Selected text:
____

## MLlib PySpark Customer Churn

The data is saved as customer_churn.csv. Here are the fields and their definitions:

* Name : Name of the latest contact at Company
* Age: Customer Age
* Total_Purchase: Total Ads Purchased
* Account_Manager: Binary 0=No manager, 1= Account manager assigned
* Years: Totaly Years as a customer
* Num_sites: Number of websites that use the service.
* Onboard_date: Date that the name of the latest contact was onboarded
* Location: Client HQ Address
* Company: Name of Client Company

In [0]:
from pyspark.sql import SparkSession

In [0]:
spark = SparkSession.builder.appName('churn').getOrCreate()

In [0]:
# read pyspark dataset
df = spark.read.csv('dbfs:/FileStore/customer_churn.csv', inferSchema=True, header=True)

In [0]:
df.show()

+-------------------+----+--------------+---------------+-----+---------+-------------------+--------------------+--------------------+-----+
|              Names| Age|Total_Purchase|Account_Manager|Years|Num_Sites|       Onboard_date|            Location|             Company|Churn|
+-------------------+----+--------------+---------------+-----+---------+-------------------+--------------------+--------------------+-----+
|   Cameron Williams|42.0|       11066.8|              0| 7.22|      8.0|2013-08-30 07:00:40|10265 Elizabeth M...|          Harvey LLC|    1|
|      Kevin Mueller|41.0|      11916.22|              0|  6.5|     11.0|2013-08-13 00:38:46|6157 Frank Garden...|          Wilson PLC|    1|
|        Eric Lozano|38.0|      12884.75|              0| 6.67|     12.0|2016-06-29 06:20:07|1331 Keith Court ...|Miller, Johnson a...|    1|
|      Phillip White|42.0|       8010.76|              0| 6.71|     10.0|2014-04-22 12:43:12|13120 Daniel Moun...|           Smith Inc|    1|
|     

In [0]:
df.printSchema()

____

Stored dataset items:

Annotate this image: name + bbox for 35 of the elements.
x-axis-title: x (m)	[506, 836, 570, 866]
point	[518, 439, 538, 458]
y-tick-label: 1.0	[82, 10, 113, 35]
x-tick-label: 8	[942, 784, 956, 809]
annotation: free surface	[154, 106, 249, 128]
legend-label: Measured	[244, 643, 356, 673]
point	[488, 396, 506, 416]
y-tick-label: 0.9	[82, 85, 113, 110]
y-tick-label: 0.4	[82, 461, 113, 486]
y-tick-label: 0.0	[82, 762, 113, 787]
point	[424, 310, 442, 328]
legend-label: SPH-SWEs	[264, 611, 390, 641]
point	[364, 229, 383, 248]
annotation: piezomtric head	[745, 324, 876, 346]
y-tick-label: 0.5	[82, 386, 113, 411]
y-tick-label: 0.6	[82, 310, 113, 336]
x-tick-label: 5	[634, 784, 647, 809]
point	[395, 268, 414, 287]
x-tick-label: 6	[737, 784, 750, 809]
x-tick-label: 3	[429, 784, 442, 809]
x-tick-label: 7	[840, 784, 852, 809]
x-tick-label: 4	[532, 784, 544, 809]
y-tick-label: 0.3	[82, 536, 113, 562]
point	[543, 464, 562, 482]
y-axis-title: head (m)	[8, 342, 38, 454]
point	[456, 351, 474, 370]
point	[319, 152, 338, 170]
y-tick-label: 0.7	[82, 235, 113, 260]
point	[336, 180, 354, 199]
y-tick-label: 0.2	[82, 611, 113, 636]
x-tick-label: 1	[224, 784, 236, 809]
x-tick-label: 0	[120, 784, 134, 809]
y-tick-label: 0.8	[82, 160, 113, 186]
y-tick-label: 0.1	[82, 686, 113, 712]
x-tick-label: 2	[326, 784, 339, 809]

____

What to do:
a) Summarize the customer churn notebook in two sentences.
b) In the customer churn notebook, which Account_Manager value means an account manager has been assigned?
The rows are not needed for this work.

Answers below:
a) The notebook defines the fields of customer_churn.csv, including customer age, total ads purchased, whether an account manager is assigned, years as a customer, and the number of websites that use the service. It then creates a SparkSession named 'churn', reads the CSV file with schema inference and a header row, shows the data, and prints its schema.

b) 1